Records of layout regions
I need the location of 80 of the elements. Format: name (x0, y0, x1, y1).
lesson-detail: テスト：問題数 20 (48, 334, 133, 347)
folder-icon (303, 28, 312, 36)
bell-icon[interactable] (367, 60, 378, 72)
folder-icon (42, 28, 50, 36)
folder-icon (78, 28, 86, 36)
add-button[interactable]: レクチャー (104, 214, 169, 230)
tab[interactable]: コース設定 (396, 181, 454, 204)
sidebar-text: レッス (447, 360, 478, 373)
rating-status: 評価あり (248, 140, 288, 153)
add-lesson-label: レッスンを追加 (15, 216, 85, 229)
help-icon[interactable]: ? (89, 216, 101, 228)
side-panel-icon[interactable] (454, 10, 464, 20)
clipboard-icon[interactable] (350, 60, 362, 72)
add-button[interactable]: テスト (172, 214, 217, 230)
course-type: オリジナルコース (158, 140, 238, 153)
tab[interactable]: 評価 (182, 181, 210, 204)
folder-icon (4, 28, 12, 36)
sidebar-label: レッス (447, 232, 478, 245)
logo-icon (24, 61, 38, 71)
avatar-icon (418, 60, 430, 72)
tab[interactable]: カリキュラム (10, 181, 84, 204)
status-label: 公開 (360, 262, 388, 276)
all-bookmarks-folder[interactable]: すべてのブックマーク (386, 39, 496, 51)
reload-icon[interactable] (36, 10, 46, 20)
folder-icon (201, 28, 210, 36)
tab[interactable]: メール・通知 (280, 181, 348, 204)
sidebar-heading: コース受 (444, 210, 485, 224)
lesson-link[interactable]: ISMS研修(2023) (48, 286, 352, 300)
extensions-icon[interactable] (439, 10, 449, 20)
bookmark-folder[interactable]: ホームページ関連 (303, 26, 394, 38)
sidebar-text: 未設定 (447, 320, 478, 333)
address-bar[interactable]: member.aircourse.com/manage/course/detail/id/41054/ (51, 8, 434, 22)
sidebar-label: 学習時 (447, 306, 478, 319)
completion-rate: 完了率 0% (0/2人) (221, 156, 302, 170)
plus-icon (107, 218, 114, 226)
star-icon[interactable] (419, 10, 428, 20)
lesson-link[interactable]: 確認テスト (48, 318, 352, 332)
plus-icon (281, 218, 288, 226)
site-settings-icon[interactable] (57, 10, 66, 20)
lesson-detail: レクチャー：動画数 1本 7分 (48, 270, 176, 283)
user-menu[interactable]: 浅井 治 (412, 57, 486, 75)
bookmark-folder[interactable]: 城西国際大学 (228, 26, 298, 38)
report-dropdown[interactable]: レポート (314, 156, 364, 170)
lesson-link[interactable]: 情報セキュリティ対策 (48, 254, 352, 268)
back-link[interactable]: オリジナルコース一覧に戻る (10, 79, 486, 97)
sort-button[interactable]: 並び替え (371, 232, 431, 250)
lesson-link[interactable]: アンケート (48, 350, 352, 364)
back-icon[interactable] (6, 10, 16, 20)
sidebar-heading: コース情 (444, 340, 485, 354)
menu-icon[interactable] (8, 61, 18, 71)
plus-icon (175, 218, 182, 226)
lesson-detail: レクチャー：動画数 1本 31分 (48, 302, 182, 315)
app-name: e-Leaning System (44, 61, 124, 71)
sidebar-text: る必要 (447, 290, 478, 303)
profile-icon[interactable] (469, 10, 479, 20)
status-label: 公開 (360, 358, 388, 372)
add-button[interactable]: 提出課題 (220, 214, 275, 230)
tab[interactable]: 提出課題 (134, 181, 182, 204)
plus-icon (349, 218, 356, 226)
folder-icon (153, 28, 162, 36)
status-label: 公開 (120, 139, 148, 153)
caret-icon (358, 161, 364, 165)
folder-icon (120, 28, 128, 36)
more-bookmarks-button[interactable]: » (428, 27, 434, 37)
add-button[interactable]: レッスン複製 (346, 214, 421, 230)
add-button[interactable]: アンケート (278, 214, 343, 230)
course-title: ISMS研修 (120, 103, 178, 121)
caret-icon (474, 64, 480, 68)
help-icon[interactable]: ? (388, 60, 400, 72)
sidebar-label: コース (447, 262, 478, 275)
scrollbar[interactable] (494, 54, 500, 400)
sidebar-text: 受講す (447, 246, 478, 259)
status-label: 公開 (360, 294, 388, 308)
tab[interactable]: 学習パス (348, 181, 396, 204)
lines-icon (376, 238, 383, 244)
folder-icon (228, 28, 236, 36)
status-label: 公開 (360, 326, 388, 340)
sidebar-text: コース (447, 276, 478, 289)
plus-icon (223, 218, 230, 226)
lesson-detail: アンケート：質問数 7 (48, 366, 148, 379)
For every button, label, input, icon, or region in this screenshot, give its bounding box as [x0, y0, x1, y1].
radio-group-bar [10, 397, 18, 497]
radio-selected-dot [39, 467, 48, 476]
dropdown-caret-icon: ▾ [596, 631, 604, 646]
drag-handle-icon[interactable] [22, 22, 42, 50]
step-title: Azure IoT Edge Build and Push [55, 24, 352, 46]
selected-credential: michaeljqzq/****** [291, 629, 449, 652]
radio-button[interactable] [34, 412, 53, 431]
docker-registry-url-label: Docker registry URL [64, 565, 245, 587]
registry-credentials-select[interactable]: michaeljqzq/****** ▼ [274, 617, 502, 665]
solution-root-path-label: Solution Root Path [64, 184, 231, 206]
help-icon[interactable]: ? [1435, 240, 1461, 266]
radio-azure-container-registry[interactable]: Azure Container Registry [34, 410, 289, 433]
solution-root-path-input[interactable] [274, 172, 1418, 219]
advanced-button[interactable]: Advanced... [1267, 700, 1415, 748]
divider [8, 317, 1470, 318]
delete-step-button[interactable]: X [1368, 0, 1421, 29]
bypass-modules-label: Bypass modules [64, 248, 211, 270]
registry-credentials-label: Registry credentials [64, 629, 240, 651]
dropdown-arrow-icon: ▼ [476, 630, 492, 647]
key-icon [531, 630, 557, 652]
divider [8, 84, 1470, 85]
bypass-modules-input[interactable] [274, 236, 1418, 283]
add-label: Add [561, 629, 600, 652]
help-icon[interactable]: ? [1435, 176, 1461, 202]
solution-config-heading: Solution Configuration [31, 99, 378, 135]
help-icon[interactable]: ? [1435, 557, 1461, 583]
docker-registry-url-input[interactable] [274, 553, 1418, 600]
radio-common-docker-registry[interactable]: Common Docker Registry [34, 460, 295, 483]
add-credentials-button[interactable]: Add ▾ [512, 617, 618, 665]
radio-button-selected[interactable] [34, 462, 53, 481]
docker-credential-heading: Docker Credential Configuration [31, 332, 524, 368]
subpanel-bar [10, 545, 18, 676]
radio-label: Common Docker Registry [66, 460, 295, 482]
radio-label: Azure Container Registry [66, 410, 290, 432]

Task requirements: Render the listing as a numbered list, from its first line through the line containing "back-link[interactable]: オリジナルコース一覧に戻る (10, 79, 486, 97)", both included, with blank lines omitted.

Answer for this exercise:
1. I need the location of 80 of the elements. Format: name (x0, y0, x1, y1).
2. lesson-detail: テスト：問題数 20 (48, 334, 133, 347)
3. folder-icon (303, 28, 312, 36)
4. bell-icon[interactable] (367, 60, 378, 72)
5. folder-icon (42, 28, 50, 36)
6. folder-icon (78, 28, 86, 36)
7. add-button[interactable]: レクチャー (104, 214, 169, 230)
8. tab[interactable]: コース設定 (396, 181, 454, 204)
9. sidebar-text: レッス (447, 360, 478, 373)
10. rating-status: 評価あり (248, 140, 288, 153)
11. add-lesson-label: レッスンを追加 (15, 216, 85, 229)
12. help-icon[interactable]: ? (89, 216, 101, 228)
13. side-panel-icon[interactable] (454, 10, 464, 20)
14. clipboard-icon[interactable] (350, 60, 362, 72)
15. add-button[interactable]: テスト (172, 214, 217, 230)
16. course-type: オリジナルコース (158, 140, 238, 153)
17. tab[interactable]: 評価 (182, 181, 210, 204)
18. folder-icon (4, 28, 12, 36)
19. sidebar-label: レッス (447, 232, 478, 245)
20. logo-icon (24, 61, 38, 71)
21. avatar-icon (418, 60, 430, 72)
22. tab[interactable]: カリキュラム (10, 181, 84, 204)
23. status-label: 公開 (360, 262, 388, 276)
24. all-bookmarks-folder[interactable]: すべてのブックマーク (386, 39, 496, 51)
25. reload-icon[interactable] (36, 10, 46, 20)
26. folder-icon (201, 28, 210, 36)
27. tab[interactable]: メール・通知 (280, 181, 348, 204)
28. sidebar-heading: コース受 (444, 210, 485, 224)
29. lesson-link[interactable]: ISMS研修(2023) (48, 286, 352, 300)
30. extensions-icon[interactable] (439, 10, 449, 20)
31. bookmark-folder[interactable]: ホームページ関連 (303, 26, 394, 38)
32. sidebar-text: 未設定 (447, 320, 478, 333)
33. address-bar[interactable]: member.aircourse.com/manage/course/detail/id/41054/ (51, 8, 434, 22)
34. sidebar-label: 学習時 (447, 306, 478, 319)
35. completion-rate: 完了率 0% (0/2人) (221, 156, 302, 170)
36. plus-icon (107, 218, 114, 226)
37. star-icon[interactable] (419, 10, 428, 20)
38. lesson-link[interactable]: 確認テスト (48, 318, 352, 332)
39. plus-icon (281, 218, 288, 226)
40. site-settings-icon[interactable] (57, 10, 66, 20)
41. lesson-detail: レクチャー：動画数 1本 7分 (48, 270, 176, 283)
42. user-menu[interactable]: 浅井 治 (412, 57, 486, 75)
43. bookmark-folder[interactable]: 城西国際大学 (228, 26, 298, 38)
44. report-dropdown[interactable]: レポート (314, 156, 364, 170)
45. lesson-link[interactable]: 情報セキュリティ対策 (48, 254, 352, 268)
46. back-link[interactable]: オリジナルコース一覧に戻る (10, 79, 486, 97)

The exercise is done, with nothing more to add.